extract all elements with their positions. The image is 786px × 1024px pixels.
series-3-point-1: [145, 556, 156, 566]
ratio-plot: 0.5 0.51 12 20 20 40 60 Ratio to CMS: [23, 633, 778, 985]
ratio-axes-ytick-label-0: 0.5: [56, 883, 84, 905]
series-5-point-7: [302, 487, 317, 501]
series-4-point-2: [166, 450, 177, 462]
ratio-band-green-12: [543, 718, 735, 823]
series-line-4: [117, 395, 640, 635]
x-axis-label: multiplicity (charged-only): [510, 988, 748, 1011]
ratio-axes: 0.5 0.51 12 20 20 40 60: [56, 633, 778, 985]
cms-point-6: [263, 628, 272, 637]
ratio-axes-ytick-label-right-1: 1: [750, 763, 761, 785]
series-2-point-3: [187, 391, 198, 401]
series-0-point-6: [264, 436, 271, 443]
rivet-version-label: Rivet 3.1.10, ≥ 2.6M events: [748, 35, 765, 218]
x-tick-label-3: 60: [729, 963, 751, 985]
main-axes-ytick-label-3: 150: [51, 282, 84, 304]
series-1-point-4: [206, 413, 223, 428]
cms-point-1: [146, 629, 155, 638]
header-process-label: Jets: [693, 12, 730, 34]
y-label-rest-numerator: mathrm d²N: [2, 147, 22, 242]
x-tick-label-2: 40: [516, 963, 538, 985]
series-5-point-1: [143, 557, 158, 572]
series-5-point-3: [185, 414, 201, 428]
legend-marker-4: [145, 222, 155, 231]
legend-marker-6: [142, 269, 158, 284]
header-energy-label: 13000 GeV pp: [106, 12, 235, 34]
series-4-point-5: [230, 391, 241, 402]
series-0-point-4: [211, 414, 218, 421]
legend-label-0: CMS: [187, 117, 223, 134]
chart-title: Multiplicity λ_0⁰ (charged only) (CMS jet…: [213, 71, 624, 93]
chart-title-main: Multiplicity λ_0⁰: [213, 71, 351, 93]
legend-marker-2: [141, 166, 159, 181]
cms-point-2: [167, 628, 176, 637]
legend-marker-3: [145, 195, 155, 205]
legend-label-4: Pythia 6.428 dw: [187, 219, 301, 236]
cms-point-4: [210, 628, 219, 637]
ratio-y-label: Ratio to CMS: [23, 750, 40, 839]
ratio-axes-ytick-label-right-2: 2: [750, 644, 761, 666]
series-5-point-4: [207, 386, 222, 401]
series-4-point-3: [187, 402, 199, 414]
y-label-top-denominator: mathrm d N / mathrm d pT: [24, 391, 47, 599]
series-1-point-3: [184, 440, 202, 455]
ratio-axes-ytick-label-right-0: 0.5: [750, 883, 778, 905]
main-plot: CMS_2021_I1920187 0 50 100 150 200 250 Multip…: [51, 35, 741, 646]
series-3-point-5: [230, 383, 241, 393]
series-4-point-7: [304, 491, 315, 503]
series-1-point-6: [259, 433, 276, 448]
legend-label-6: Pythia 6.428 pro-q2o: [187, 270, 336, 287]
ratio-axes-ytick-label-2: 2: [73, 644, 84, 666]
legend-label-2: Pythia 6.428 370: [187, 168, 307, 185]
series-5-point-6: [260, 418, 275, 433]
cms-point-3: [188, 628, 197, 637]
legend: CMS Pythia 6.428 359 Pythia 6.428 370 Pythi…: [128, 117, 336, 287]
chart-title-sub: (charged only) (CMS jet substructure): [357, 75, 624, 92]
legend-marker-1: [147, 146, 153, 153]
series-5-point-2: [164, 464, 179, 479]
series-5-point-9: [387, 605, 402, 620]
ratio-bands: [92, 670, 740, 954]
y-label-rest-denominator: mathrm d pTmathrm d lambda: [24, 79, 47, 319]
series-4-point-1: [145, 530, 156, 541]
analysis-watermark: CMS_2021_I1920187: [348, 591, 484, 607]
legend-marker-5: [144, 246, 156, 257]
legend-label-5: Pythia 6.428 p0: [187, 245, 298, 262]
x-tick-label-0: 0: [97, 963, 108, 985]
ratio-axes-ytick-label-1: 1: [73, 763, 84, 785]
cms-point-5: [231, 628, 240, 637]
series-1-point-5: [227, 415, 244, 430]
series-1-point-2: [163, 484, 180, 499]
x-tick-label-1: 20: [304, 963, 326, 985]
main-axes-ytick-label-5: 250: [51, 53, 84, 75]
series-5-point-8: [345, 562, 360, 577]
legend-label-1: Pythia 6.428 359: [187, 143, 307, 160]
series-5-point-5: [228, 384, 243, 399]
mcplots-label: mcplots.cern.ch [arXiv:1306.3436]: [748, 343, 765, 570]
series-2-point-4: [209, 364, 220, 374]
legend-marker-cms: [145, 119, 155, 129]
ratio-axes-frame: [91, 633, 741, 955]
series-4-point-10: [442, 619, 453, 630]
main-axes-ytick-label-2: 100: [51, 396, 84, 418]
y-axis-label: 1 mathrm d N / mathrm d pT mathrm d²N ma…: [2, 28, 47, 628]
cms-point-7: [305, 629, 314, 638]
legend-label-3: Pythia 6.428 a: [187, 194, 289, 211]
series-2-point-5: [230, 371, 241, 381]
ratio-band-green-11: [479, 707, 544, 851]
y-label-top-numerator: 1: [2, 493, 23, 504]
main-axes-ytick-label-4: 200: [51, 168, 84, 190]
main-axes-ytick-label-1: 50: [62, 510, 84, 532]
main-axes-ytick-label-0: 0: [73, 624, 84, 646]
_ _ _ _
§ What is required
Print the listing above again, every line unchanged.

§ Response below
extract all elements with their positions. The image is 786px × 1024px pixels.
series-3-point-1: [145, 556, 156, 566]
ratio-plot: 0.5 0.51 12 20 20 40 60 Ratio to CMS: [23, 633, 778, 985]
ratio-axes-ytick-label-0: 0.5: [56, 883, 84, 905]
series-5-point-7: [302, 487, 317, 501]
series-4-point-2: [166, 450, 177, 462]
ratio-band-green-12: [543, 718, 735, 823]
series-line-4: [117, 395, 640, 635]
x-axis-label: multiplicity (charged-only): [510, 988, 748, 1011]
ratio-axes: 0.5 0.51 12 20 20 40 60: [56, 633, 778, 985]
cms-point-6: [263, 628, 272, 637]
ratio-axes-ytick-label-right-1: 1: [750, 763, 761, 785]
series-2-point-3: [187, 391, 198, 401]
series-0-point-6: [264, 436, 271, 443]
rivet-version-label: Rivet 3.1.10, ≥ 2.6M events: [748, 35, 765, 218]
x-tick-label-3: 60: [729, 963, 751, 985]
main-axes-ytick-label-3: 150: [51, 282, 84, 304]
series-1-point-4: [206, 413, 223, 428]
cms-point-1: [146, 629, 155, 638]
header-process-label: Jets: [693, 12, 730, 34]
y-label-rest-numerator: mathrm d²N: [2, 147, 22, 242]
x-tick-label-2: 40: [516, 963, 538, 985]
series-5-point-1: [143, 557, 158, 572]
series-5-point-3: [185, 414, 201, 428]
legend-marker-4: [145, 222, 155, 231]
legend-marker-6: [142, 269, 158, 284]
header-energy-label: 13000 GeV pp: [106, 12, 235, 34]
series-4-point-5: [230, 391, 241, 402]
series-0-point-4: [211, 414, 218, 421]
legend-label-0: CMS: [187, 117, 223, 134]
chart-title: Multiplicity λ_0⁰ (charged only) (CMS jet…: [213, 71, 624, 93]
chart-title-main: Multiplicity λ_0⁰: [213, 71, 351, 93]
legend-marker-2: [141, 166, 159, 181]
cms-point-2: [167, 628, 176, 637]
legend-marker-3: [145, 195, 155, 205]
legend-label-4: Pythia 6.428 dw: [187, 219, 301, 236]
cms-point-4: [210, 628, 219, 637]
ratio-y-label: Ratio to CMS: [23, 750, 40, 839]
ratio-axes-ytick-label-right-2: 2: [750, 644, 761, 666]
series-5-point-4: [207, 386, 222, 401]
series-4-point-3: [187, 402, 199, 414]
y-label-top-denominator: mathrm d N / mathrm d pT: [24, 391, 47, 599]
series-1-point-3: [184, 440, 202, 455]
ratio-axes-ytick-label-right-0: 0.5: [750, 883, 778, 905]
main-plot: CMS_2021_I1920187 0 50 100 150 200 250 Multip…: [51, 35, 741, 646]
series-3-point-5: [230, 383, 241, 393]
series-4-point-7: [304, 491, 315, 503]
series-1-point-6: [259, 433, 276, 448]
legend-label-6: Pythia 6.428 pro-q2o: [187, 270, 336, 287]
ratio-axes-ytick-label-2: 2: [73, 644, 84, 666]
legend-label-2: Pythia 6.428 370: [187, 168, 307, 185]
series-5-point-6: [260, 418, 275, 433]
cms-point-3: [188, 628, 197, 637]
legend: CMS Pythia 6.428 359 Pythia 6.428 370 Pythi…: [128, 117, 336, 287]
chart-title-sub: (charged only) (CMS jet substructure): [357, 75, 624, 92]
legend-marker-1: [147, 146, 153, 153]
series-5-point-2: [164, 464, 179, 479]
series-5-point-9: [387, 605, 402, 620]
ratio-bands: [92, 670, 740, 954]
y-label-rest-denominator: mathrm d pTmathrm d lambda: [24, 79, 47, 319]
series-4-point-1: [145, 530, 156, 541]
analysis-watermark: CMS_2021_I1920187: [348, 591, 484, 607]
legend-marker-5: [144, 246, 156, 257]
legend-label-5: Pythia 6.428 p0: [187, 245, 298, 262]
x-tick-label-0: 0: [97, 963, 108, 985]
ratio-axes-ytick-label-1: 1: [73, 763, 84, 785]
cms-point-5: [231, 628, 240, 637]
series-1-point-5: [227, 415, 244, 430]
series-1-point-2: [163, 484, 180, 499]
x-tick-label-1: 20: [304, 963, 326, 985]
main-axes-ytick-label-5: 250: [51, 53, 84, 75]
series-5-point-8: [345, 562, 360, 577]
legend-label-1: Pythia 6.428 359: [187, 143, 307, 160]
series-5-point-5: [228, 384, 243, 399]
mcplots-label: mcplots.cern.ch [arXiv:1306.3436]: [748, 343, 765, 570]
series-2-point-4: [209, 364, 220, 374]
legend-marker-cms: [145, 119, 155, 129]
ratio-axes-frame: [91, 633, 741, 955]
series-4-point-10: [442, 619, 453, 630]
main-axes-ytick-label-2: 100: [51, 396, 84, 418]
y-axis-label: 1 mathrm d N / mathrm d pT mathrm d²N ma…: [2, 28, 47, 628]
cms-point-7: [305, 629, 314, 638]
legend-label-3: Pythia 6.428 a: [187, 194, 289, 211]
series-2-point-5: [230, 371, 241, 381]
ratio-band-green-11: [479, 707, 544, 851]
y-label-top-numerator: 1: [2, 493, 23, 504]
main-axes-ytick-label-4: 200: [51, 168, 84, 190]
main-axes-ytick-label-1: 50: [62, 510, 84, 532]
main-axes-ytick-label-0: 0: [73, 624, 84, 646]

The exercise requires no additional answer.